Stored records:
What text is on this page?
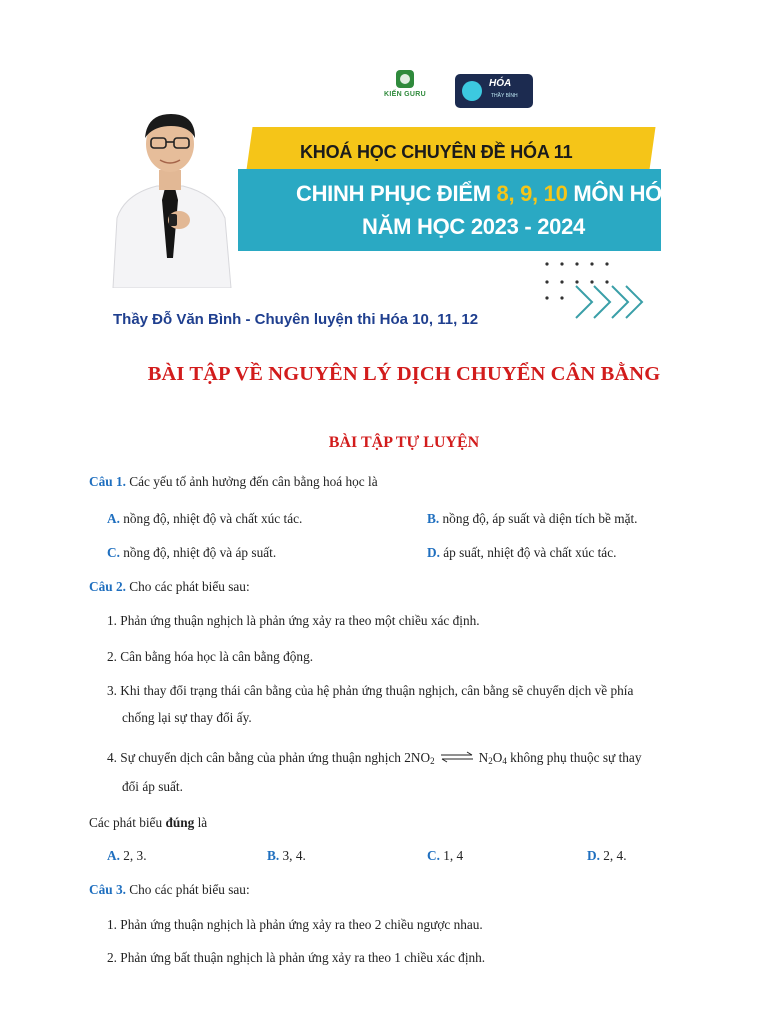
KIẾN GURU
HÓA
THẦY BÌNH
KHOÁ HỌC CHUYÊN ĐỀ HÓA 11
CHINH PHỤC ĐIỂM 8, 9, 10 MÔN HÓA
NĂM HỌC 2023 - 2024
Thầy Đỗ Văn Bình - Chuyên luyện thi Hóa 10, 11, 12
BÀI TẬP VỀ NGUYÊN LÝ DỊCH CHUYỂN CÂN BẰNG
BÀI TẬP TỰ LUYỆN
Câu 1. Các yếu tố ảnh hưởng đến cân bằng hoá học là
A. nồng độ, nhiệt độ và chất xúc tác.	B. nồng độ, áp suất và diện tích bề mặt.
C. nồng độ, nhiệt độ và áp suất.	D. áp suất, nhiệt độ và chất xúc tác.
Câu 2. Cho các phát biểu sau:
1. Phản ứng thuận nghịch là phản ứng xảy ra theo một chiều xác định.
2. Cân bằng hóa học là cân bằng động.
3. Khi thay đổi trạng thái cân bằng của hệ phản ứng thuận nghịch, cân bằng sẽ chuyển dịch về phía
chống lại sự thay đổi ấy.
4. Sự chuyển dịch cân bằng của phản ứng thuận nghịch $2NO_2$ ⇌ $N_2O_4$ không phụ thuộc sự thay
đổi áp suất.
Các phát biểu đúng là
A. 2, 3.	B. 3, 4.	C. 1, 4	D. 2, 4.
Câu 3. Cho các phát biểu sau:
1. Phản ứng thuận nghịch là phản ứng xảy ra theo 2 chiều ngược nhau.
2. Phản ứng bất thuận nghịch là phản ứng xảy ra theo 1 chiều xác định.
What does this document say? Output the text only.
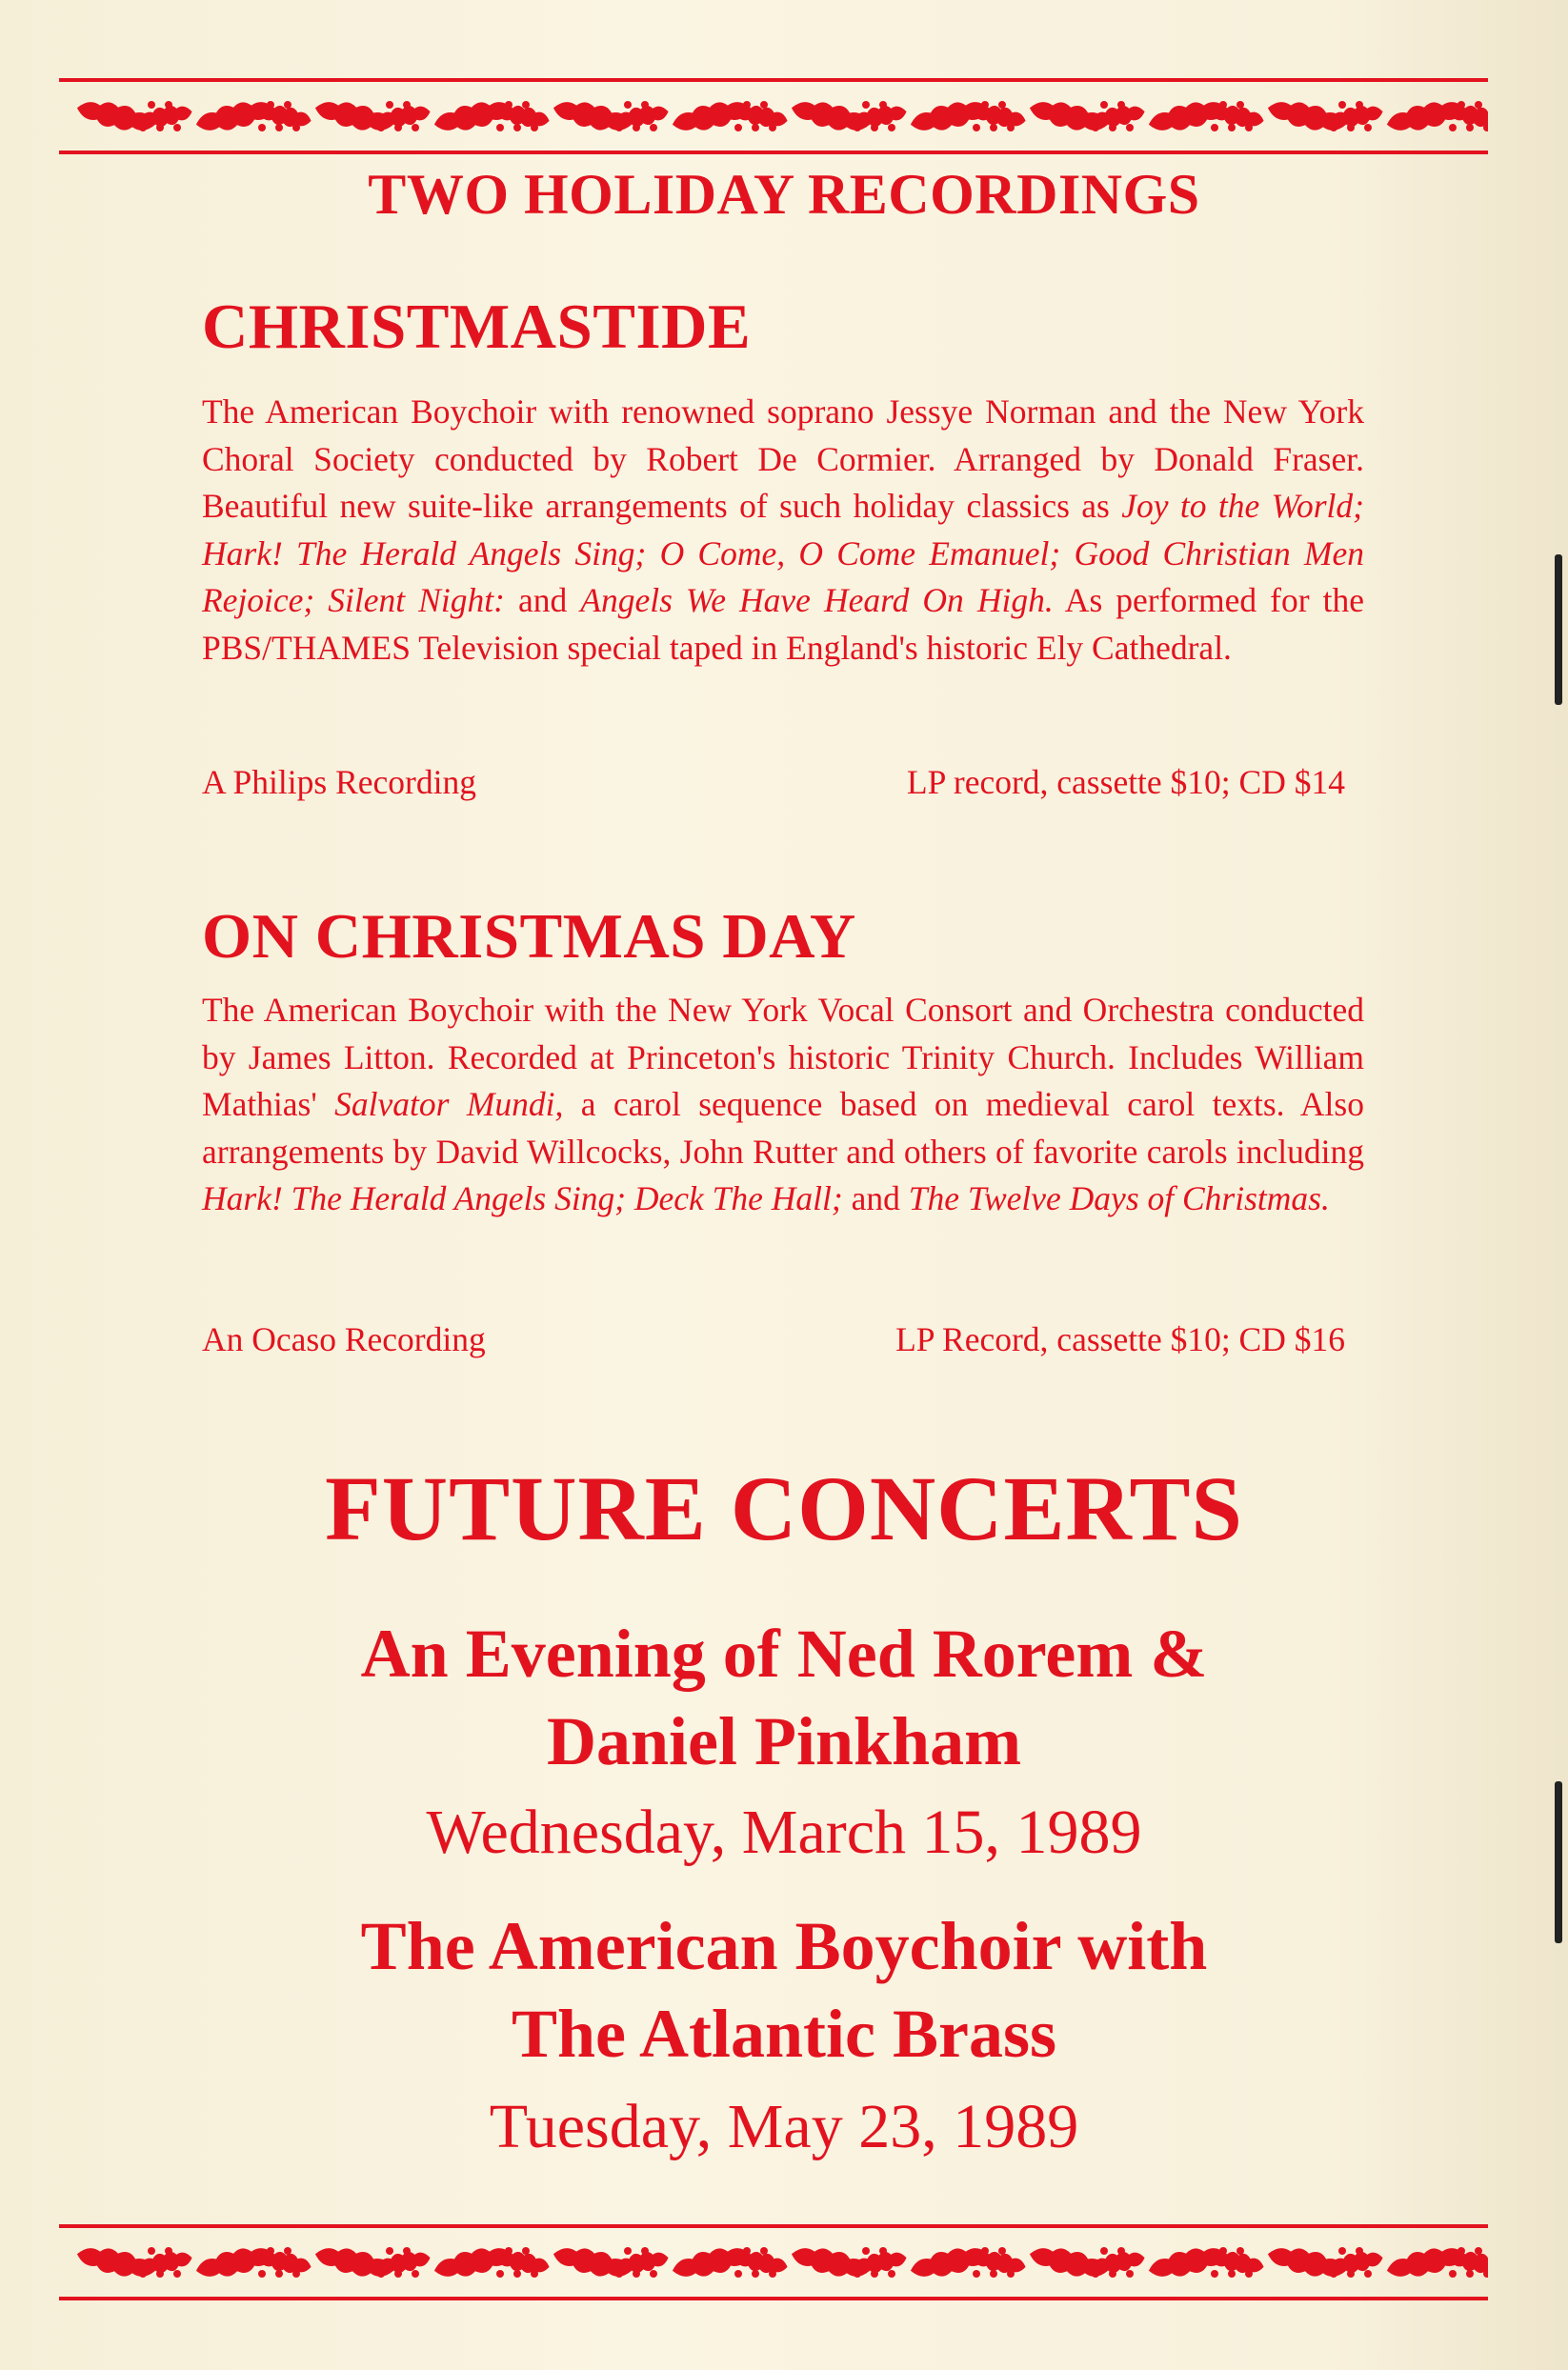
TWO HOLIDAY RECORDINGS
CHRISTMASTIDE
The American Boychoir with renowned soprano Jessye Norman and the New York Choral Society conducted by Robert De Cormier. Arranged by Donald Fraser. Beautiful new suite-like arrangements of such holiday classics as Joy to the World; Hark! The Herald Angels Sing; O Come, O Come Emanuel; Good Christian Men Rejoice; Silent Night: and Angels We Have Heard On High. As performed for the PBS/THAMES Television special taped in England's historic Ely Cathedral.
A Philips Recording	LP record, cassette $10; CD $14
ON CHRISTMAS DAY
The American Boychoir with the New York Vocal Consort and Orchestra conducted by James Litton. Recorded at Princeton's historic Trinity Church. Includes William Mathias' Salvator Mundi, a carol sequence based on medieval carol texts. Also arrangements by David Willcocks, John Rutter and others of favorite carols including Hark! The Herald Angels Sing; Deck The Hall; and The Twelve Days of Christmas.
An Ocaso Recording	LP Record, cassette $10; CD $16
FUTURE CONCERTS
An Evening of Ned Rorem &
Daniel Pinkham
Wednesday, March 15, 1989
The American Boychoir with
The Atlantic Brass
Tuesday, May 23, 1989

Requirements: Write every entry out again exactly, dropping the pictures.

In response:
What text is on this page?
KIẾN GURU
HÓA
THẦY BÌNH
KHOÁ HỌC CHUYÊN ĐỀ HÓA 11
CHINH PHỤC ĐIỂM 8, 9, 10 MÔN HÓA
NĂM HỌC 2023 - 2024
Thầy Đỗ Văn Bình - Chuyên luyện thi Hóa 10, 11, 12
BÀI TẬP VỀ NGUYÊN LÝ DỊCH CHUYỂN CÂN BẰNG
BÀI TẬP TỰ LUYỆN
Câu 1. Các yếu tố ảnh hưởng đến cân bằng hoá học là
A. nồng độ, nhiệt độ và chất xúc tác.	B. nồng độ, áp suất và diện tích bề mặt.
C. nồng độ, nhiệt độ và áp suất.	D. áp suất, nhiệt độ và chất xúc tác.
Câu 2. Cho các phát biểu sau:
1. Phản ứng thuận nghịch là phản ứng xảy ra theo một chiều xác định.
2. Cân bằng hóa học là cân bằng động.
3. Khi thay đổi trạng thái cân bằng của hệ phản ứng thuận nghịch, cân bằng sẽ chuyển dịch về phía
chống lại sự thay đổi ấy.
4. Sự chuyển dịch cân bằng của phản ứng thuận nghịch $2NO_2$ ⇌ $N_2O_4$ không phụ thuộc sự thay
đổi áp suất.
Các phát biểu đúng là
A. 2, 3.	B. 3, 4.	C. 1, 4	D. 2, 4.
Câu 3. Cho các phát biểu sau:
1. Phản ứng thuận nghịch là phản ứng xảy ra theo 2 chiều ngược nhau.
2. Phản ứng bất thuận nghịch là phản ứng xảy ra theo 1 chiều xác định.
What does this document say? Output the text only.
TWO HOLIDAY RECORDINGS
CHRISTMASTIDE
The American Boychoir with renowned soprano Jessye Norman and the New York Choral Society conducted by Robert De Cormier. Arranged by Donald Fraser. Beautiful new suite-like arrangements of such holiday classics as Joy to the World; Hark! The Herald Angels Sing; O Come, O Come Emanuel; Good Christian Men Rejoice; Silent Night: and Angels We Have Heard On High. As performed for the PBS/THAMES Television special taped in England's historic Ely Cathedral.
A Philips Recording	LP record, cassette $10; CD $14
ON CHRISTMAS DAY
The American Boychoir with the New York Vocal Consort and Orchestra conducted by James Litton. Recorded at Princeton's historic Trinity Church. Includes William Mathias' Salvator Mundi, a carol sequence based on medieval carol texts. Also arrangements by David Willcocks, John Rutter and others of favorite carols including Hark! The Herald Angels Sing; Deck The Hall; and The Twelve Days of Christmas.
An Ocaso Recording	LP Record, cassette $10; CD $16
FUTURE CONCERTS
An Evening of Ned Rorem &
Daniel Pinkham
Wednesday, March 15, 1989
The American Boychoir with
The Atlantic Brass
Tuesday, May 23, 1989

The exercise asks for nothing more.